*Raw data*.

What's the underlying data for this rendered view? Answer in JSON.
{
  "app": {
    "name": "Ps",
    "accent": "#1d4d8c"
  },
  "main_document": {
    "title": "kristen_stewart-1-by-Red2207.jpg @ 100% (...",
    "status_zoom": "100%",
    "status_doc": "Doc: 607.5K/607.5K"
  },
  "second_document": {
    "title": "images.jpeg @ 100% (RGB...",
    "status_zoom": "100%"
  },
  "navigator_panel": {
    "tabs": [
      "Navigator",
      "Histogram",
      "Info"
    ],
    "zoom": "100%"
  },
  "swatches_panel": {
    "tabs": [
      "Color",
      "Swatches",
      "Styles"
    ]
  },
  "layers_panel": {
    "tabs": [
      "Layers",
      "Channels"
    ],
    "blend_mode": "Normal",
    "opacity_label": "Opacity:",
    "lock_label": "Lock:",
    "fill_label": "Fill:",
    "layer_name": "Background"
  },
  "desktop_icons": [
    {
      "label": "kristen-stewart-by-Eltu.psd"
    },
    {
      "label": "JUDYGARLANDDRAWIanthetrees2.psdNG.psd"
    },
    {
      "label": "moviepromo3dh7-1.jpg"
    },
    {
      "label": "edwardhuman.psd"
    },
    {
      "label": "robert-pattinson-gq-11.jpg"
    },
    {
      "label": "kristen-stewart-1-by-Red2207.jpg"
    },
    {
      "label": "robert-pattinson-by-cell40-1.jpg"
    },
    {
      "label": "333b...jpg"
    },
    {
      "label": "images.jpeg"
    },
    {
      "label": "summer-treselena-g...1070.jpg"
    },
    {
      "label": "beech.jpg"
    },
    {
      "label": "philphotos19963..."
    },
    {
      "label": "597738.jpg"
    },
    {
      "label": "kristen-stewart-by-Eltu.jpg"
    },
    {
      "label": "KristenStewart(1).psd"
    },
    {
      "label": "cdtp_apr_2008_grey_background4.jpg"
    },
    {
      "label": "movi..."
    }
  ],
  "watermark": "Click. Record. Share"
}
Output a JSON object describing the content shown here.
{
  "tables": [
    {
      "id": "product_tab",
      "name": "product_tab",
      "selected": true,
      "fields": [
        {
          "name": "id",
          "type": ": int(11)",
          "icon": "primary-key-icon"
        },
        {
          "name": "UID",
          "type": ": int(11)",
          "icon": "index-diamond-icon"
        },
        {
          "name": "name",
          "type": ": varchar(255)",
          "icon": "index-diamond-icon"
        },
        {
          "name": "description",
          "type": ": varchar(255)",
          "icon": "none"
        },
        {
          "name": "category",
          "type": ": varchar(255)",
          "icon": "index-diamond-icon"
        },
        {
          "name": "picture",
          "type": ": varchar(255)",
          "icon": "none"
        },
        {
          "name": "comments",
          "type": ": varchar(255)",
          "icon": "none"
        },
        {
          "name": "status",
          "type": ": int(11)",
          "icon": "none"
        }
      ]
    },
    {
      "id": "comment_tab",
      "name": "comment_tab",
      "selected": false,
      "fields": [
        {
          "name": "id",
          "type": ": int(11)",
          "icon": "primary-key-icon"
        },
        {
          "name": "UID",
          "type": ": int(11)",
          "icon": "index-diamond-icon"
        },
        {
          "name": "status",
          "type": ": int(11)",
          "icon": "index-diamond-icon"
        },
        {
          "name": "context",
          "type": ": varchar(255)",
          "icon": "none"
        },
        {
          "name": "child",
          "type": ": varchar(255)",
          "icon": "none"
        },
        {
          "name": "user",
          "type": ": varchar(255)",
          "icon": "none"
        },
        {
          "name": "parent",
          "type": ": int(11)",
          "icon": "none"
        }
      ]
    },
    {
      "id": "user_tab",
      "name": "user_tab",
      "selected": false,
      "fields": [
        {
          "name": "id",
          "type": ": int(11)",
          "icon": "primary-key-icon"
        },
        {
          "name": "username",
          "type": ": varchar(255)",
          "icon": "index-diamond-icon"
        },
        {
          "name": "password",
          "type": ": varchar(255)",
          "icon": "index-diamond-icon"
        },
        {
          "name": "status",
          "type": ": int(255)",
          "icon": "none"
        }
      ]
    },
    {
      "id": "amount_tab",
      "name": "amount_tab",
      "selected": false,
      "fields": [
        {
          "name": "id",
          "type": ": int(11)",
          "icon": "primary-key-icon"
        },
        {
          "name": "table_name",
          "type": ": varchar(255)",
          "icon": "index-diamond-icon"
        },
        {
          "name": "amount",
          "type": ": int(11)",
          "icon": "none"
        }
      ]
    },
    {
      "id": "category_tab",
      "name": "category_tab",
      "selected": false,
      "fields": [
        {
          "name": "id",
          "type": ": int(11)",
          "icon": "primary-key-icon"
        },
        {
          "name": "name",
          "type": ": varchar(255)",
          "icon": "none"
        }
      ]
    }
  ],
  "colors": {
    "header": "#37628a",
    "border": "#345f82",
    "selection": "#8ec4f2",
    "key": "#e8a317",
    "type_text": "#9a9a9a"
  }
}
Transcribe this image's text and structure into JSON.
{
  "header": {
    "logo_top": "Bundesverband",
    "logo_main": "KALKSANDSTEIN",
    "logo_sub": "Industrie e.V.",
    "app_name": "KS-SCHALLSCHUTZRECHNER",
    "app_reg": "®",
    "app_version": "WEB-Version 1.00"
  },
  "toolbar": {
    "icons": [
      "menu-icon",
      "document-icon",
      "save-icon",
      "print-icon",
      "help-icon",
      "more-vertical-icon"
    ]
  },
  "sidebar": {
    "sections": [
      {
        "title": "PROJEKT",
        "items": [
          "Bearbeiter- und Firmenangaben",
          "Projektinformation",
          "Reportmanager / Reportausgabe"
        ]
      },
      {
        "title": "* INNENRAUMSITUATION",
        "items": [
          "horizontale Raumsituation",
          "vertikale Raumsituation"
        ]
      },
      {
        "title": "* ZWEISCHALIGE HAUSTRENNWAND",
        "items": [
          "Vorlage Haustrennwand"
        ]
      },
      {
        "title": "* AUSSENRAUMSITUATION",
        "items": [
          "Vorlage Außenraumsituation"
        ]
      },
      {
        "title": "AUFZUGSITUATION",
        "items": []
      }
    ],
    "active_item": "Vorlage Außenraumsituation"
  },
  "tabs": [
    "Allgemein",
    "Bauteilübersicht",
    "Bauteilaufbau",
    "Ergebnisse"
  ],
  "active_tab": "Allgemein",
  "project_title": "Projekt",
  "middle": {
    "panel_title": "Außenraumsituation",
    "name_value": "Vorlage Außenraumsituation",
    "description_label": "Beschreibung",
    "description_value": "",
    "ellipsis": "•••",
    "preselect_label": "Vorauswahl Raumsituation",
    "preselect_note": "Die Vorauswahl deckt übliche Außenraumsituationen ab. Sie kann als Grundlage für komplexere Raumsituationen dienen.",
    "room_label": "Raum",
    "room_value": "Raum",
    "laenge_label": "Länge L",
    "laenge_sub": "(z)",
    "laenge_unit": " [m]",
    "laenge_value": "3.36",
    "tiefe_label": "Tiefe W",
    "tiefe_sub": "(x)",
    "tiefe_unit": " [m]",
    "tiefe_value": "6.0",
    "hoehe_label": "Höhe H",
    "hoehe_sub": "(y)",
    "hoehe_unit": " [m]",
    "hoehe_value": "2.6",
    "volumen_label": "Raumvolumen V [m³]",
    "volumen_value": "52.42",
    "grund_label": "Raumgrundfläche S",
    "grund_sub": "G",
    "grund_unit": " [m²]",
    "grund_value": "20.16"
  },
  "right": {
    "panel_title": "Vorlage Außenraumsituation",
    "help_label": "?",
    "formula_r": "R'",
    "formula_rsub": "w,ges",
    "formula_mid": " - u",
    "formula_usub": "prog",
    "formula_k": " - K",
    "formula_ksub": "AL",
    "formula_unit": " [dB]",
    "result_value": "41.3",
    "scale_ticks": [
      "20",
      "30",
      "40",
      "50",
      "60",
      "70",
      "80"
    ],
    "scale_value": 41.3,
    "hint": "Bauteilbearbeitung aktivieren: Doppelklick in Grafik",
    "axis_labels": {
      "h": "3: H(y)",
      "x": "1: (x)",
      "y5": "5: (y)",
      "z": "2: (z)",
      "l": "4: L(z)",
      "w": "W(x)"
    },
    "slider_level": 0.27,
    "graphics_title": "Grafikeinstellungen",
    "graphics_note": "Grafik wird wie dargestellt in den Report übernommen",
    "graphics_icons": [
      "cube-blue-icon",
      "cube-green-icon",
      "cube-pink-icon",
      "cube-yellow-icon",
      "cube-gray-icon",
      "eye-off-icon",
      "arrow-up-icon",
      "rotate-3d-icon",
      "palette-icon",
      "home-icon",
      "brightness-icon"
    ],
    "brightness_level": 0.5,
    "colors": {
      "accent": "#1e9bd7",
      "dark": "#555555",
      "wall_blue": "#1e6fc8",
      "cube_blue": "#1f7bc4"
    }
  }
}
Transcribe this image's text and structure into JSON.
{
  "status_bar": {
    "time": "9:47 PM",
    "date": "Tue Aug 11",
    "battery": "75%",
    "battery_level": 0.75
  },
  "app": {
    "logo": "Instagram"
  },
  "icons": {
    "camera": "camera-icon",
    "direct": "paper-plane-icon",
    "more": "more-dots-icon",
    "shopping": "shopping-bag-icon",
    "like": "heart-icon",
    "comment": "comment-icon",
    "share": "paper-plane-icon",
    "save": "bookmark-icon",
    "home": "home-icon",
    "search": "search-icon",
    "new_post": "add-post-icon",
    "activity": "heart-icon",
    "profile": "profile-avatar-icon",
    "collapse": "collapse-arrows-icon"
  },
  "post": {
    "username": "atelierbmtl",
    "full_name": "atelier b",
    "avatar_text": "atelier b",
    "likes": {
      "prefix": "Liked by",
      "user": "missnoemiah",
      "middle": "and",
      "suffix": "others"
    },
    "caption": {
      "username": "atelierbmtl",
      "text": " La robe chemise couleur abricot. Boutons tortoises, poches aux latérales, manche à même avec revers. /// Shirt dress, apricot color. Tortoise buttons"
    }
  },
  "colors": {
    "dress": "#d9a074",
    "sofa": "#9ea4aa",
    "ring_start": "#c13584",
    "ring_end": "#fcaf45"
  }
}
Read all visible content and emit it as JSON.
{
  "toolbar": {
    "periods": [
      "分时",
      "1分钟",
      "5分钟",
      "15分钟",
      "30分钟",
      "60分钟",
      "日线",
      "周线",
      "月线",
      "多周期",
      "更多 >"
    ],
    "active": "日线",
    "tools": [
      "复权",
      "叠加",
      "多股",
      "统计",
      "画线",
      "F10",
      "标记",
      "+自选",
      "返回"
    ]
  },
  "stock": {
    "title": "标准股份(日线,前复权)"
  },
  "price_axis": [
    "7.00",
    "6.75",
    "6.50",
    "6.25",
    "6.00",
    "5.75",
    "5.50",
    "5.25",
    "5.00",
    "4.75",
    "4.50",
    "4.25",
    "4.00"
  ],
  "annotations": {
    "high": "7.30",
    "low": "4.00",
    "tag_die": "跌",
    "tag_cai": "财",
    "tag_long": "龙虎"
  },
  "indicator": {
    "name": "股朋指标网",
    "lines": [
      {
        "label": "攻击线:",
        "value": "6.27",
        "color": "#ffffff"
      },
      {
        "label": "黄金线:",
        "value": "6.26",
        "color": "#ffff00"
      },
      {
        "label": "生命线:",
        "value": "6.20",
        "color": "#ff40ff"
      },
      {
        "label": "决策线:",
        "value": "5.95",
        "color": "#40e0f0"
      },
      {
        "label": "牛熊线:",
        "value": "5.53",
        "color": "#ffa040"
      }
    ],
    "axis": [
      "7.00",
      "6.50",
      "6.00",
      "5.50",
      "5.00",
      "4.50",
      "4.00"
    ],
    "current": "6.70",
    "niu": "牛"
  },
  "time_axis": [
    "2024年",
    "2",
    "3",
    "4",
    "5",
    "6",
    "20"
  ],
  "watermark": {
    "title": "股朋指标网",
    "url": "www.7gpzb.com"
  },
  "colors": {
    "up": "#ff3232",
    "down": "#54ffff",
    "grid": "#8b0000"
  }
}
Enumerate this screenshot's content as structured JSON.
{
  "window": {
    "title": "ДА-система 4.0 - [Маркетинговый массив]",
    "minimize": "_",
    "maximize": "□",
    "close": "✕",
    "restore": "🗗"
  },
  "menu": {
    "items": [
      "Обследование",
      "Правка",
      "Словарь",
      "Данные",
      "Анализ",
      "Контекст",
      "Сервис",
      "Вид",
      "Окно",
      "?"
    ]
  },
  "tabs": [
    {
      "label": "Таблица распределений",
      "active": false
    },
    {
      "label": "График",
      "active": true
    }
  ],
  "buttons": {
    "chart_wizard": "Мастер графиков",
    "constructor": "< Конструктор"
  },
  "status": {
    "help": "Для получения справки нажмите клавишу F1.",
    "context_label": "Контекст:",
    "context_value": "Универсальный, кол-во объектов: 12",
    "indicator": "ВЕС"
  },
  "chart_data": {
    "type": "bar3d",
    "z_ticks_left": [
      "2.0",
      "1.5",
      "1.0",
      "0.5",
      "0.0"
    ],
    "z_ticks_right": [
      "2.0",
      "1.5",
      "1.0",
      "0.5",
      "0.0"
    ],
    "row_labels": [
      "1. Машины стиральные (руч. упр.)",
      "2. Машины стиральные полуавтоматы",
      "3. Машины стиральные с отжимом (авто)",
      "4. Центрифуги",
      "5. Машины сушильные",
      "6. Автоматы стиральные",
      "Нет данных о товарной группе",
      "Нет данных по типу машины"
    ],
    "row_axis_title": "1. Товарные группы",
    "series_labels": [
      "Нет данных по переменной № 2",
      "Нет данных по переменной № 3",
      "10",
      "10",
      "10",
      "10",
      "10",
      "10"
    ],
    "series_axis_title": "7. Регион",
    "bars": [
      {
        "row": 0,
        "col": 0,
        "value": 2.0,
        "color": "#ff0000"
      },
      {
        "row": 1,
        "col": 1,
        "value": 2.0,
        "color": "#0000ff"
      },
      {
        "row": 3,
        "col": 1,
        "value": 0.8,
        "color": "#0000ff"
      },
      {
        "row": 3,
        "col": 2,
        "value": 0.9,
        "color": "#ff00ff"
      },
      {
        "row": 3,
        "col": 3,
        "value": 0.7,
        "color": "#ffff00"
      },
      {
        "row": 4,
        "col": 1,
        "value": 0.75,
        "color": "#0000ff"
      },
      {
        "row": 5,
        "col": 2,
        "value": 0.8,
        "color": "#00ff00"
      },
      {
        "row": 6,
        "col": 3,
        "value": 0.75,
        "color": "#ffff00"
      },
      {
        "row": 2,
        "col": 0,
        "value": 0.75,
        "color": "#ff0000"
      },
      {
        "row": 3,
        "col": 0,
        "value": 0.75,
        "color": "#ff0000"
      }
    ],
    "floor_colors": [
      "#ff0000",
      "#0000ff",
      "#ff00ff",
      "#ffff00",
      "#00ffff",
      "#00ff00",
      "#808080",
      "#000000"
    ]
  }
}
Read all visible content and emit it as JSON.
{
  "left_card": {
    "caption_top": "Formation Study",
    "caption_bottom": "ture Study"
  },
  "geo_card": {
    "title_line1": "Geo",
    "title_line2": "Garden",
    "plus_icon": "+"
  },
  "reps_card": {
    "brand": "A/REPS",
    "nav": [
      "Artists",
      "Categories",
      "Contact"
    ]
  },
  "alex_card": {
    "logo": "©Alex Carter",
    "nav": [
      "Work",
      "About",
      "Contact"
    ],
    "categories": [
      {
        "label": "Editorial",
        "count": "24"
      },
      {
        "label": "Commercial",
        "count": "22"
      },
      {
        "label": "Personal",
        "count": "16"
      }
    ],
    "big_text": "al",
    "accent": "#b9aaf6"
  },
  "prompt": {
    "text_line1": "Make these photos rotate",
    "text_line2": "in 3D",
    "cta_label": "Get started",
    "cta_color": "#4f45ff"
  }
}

*The request*. Pick out all lines containing the string "robert".

*Response below*.
      "label": "robert-pattinson-gq-11.jpg"
      "label": "robert-pattinson-by-cell40-1.jpg"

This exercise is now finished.